Dataset records

____________

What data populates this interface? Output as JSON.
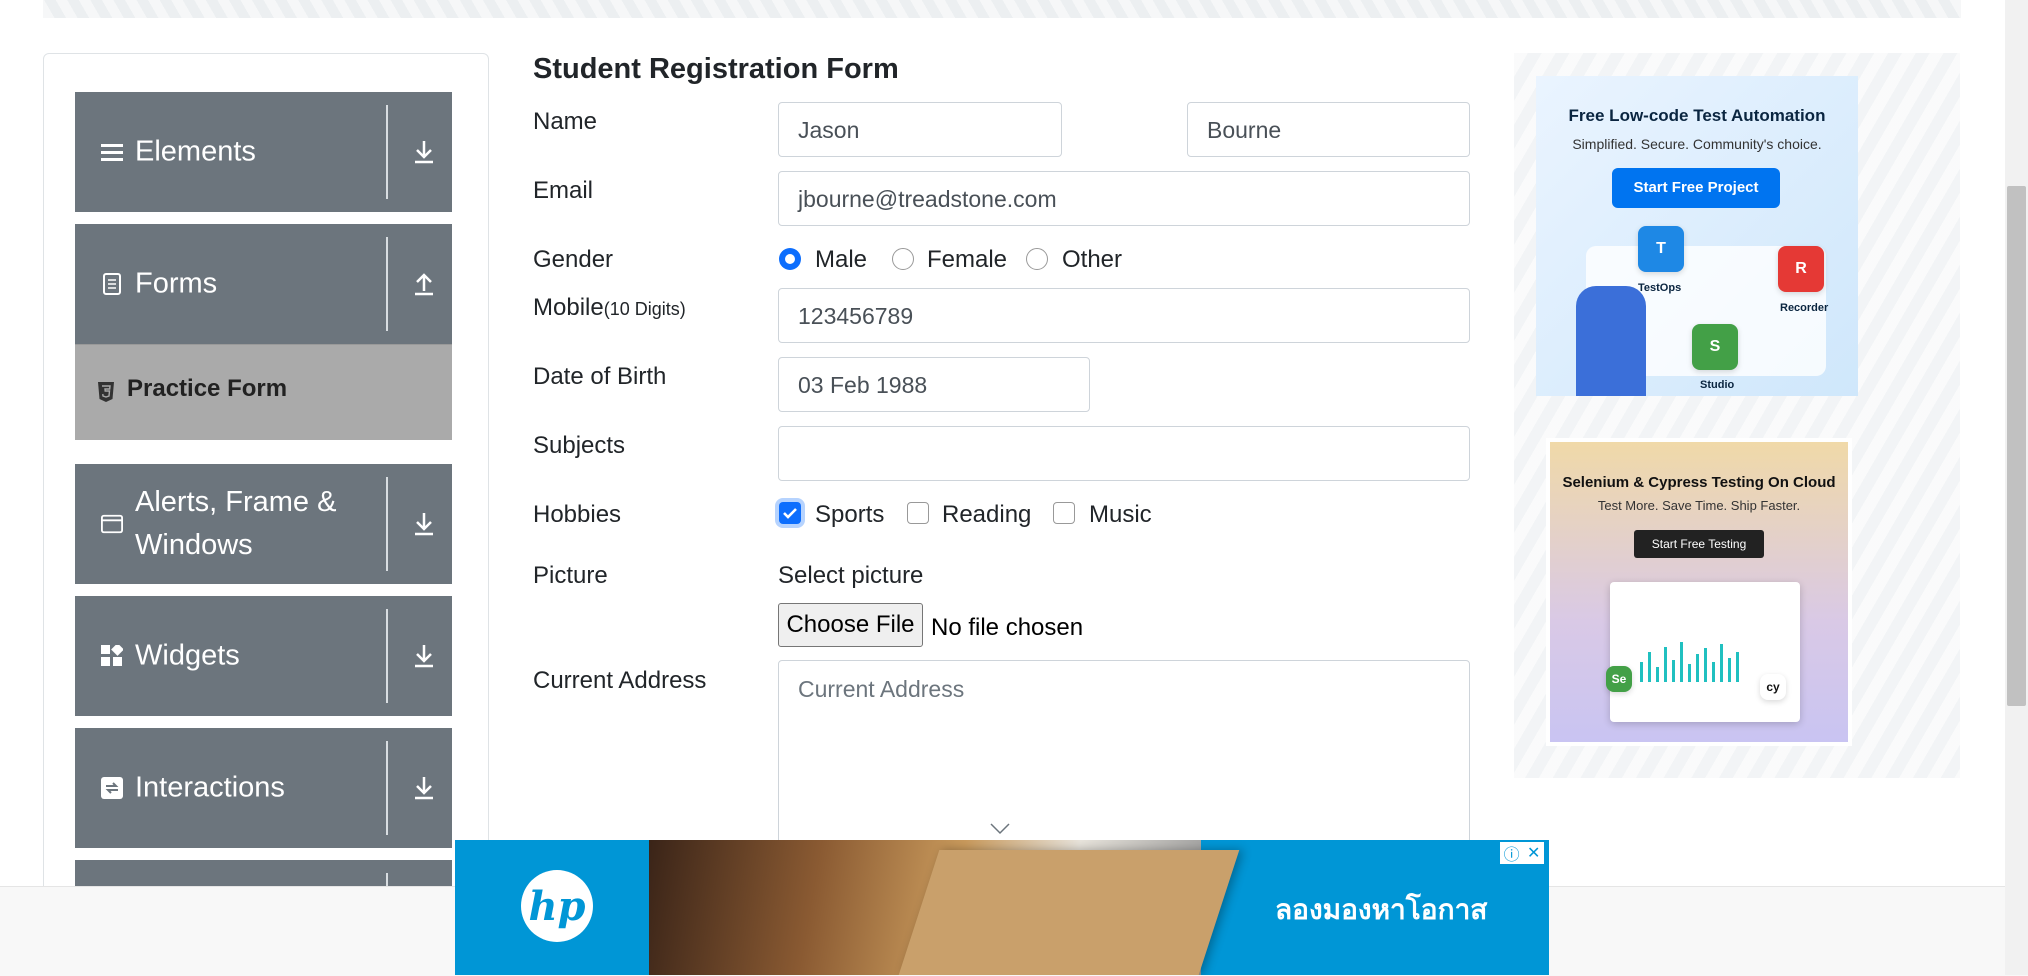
{
  "sidebar": {
    "groups": [
      {
        "label": "Elements",
        "icon": "hamburger-icon",
        "arrow": "download-icon"
      },
      {
        "label": "Forms",
        "icon": "document-icon",
        "arrow": "upload-icon"
      },
      {
        "label": "Alerts, Frame & Windows",
        "icon": "window-icon",
        "arrow": "download-icon"
      },
      {
        "label": "Widgets",
        "icon": "widgets-icon",
        "arrow": "download-icon"
      },
      {
        "label": "Interactions",
        "icon": "interactions-icon",
        "arrow": "download-icon"
      }
    ],
    "active_item": "Practice Form"
  },
  "form": {
    "title": "Student Registration Form",
    "name_label": "Name",
    "first_name": "Jason",
    "last_name": "Bourne",
    "email_label": "Email",
    "email": "jbourne@treadstone.com",
    "gender_label": "Gender",
    "gender_options": [
      "Male",
      "Female",
      "Other"
    ],
    "gender_selected": "Male",
    "mobile_label": "Mobile",
    "mobile_hint": "(10 Digits)",
    "mobile": "123456789",
    "dob_label": "Date of Birth",
    "dob": "03 Feb 1988",
    "subjects_label": "Subjects",
    "subjects": "",
    "hobbies_label": "Hobbies",
    "hobbies": [
      "Sports",
      "Reading",
      "Music"
    ],
    "hobbies_checked": [
      "Sports"
    ],
    "picture_label": "Picture",
    "select_picture": "Select picture",
    "choose_file": "Choose File",
    "no_file": "No file chosen",
    "address_label": "Current Address",
    "address_placeholder": "Current Address"
  },
  "ads": {
    "ad1": {
      "title": "Free Low-code Test Automation",
      "subtitle": "Simplified. Secure. Community's choice.",
      "button": "Start Free Project",
      "tiles": [
        "TestOps",
        "Recorder",
        "Studio"
      ]
    },
    "ad2": {
      "title": "Selenium & Cypress Testing On Cloud",
      "subtitle": "Test More. Save Time. Ship Faster.",
      "button": "Start Free Testing"
    },
    "bottom": {
      "brand": "hp",
      "text": "ลองมองหาโอกาส"
    }
  },
  "colors": {
    "sidebar_group": "#6c757d",
    "submenu_active": "#aaaaaa",
    "accent": "#0d6efd",
    "hp_blue": "#0096d6"
  }
}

____________

Requirement: Every line that holds the string "Start" should be returned.

Full solution:
      "button": "Start Free Project",
      "button": "Start Free Testing"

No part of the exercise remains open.